• AIM: Show all lines holding "through".

### DATASET EXTRACT

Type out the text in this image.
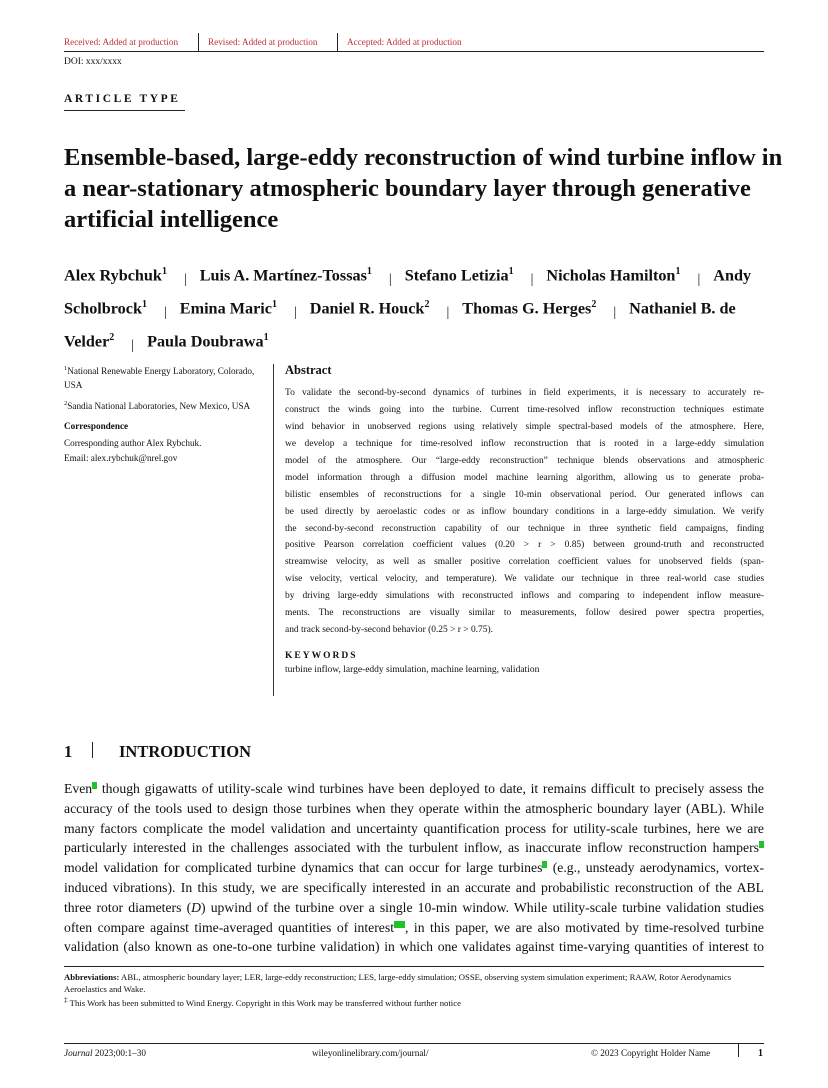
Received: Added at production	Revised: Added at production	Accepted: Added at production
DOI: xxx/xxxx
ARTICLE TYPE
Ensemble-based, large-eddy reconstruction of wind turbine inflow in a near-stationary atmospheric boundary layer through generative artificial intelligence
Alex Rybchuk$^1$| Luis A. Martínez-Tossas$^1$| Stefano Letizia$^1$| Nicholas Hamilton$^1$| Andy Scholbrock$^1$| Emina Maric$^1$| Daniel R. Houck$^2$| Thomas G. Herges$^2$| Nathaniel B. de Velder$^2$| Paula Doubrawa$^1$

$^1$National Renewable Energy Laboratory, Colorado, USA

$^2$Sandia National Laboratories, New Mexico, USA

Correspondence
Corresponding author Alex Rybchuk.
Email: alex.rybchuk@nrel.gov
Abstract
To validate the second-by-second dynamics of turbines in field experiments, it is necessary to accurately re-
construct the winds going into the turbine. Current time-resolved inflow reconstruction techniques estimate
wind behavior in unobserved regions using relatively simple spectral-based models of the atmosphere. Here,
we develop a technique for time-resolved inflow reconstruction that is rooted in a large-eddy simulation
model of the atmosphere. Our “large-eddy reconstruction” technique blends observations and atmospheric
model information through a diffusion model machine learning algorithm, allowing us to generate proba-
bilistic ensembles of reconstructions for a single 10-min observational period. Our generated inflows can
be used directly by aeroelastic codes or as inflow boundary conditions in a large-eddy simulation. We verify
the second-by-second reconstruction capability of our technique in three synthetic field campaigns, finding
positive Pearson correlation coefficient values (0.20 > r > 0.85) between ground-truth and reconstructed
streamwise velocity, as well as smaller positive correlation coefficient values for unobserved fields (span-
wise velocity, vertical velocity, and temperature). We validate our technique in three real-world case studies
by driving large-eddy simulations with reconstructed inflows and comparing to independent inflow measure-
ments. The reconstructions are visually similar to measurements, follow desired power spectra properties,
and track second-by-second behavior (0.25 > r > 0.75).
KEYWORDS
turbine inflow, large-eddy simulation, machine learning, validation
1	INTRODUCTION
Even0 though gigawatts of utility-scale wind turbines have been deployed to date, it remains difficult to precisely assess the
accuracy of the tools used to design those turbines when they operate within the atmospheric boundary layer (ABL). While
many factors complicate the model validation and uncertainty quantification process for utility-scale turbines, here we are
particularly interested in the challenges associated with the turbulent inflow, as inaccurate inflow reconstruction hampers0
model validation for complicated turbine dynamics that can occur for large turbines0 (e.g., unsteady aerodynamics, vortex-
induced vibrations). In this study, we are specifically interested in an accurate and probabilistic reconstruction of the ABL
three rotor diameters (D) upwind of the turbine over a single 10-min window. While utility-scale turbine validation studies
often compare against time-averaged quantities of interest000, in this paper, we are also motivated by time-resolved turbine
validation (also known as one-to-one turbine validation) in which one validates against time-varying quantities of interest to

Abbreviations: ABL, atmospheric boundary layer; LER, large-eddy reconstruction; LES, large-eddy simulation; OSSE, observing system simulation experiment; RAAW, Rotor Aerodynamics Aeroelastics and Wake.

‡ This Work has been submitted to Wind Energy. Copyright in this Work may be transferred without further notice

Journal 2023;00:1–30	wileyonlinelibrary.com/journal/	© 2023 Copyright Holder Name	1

######
### DATASET EXTRACT

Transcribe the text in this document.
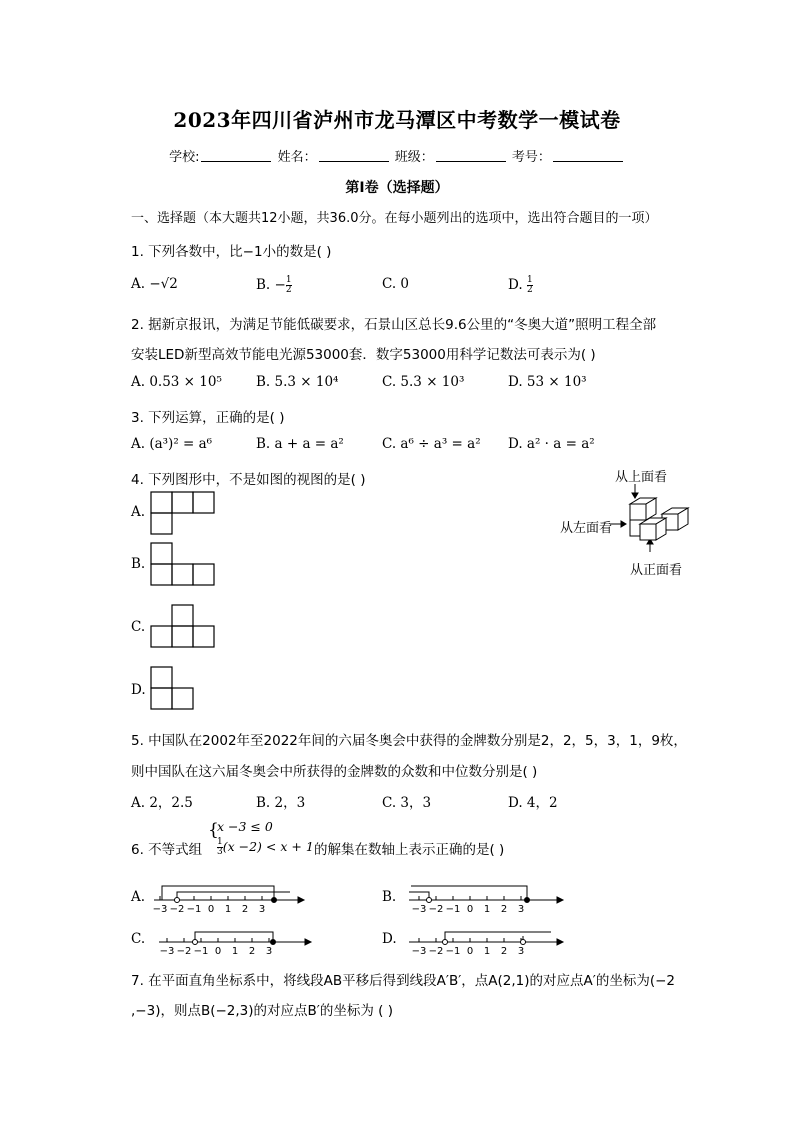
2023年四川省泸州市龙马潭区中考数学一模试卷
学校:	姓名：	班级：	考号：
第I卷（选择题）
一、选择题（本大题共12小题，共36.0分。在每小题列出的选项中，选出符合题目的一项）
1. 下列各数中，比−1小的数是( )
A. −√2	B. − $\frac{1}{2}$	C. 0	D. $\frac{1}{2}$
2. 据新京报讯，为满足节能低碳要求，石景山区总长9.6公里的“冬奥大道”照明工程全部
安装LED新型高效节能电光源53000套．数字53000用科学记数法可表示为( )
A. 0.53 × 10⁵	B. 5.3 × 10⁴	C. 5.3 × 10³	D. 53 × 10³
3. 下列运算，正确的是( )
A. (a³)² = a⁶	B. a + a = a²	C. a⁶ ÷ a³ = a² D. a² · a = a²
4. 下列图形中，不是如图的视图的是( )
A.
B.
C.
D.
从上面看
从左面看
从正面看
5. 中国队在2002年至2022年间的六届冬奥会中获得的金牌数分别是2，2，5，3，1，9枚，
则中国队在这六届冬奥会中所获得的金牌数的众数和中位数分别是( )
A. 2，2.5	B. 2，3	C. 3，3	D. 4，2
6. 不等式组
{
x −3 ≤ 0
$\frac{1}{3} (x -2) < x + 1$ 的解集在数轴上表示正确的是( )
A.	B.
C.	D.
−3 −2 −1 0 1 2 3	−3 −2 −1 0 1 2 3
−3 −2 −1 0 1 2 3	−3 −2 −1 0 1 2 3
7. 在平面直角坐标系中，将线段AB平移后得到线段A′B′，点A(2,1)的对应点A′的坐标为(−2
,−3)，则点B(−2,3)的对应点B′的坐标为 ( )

######
### DATASET EXTRACT

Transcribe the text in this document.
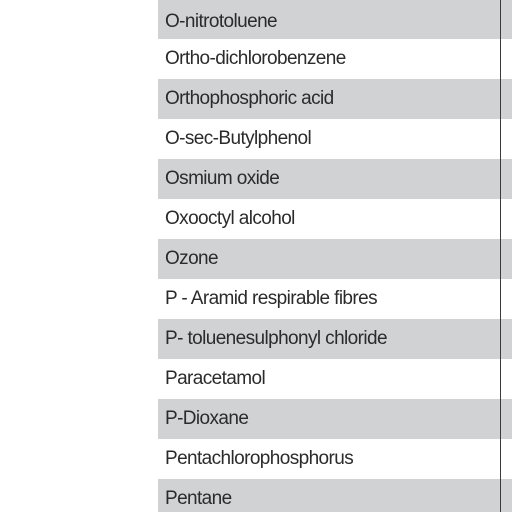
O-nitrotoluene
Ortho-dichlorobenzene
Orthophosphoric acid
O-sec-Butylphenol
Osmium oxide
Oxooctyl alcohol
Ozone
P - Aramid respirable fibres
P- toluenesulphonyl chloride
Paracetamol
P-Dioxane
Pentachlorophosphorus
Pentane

######

• ANSWER TO THIS PROBLEM:
Ensemble-based, large-eddy reconstruction of wind turbine inflow in a near-stationary atmospheric boundary layer through generative artificial intelligence
model information through a diffusion model machine learning algorithm, allowing us to generate proba-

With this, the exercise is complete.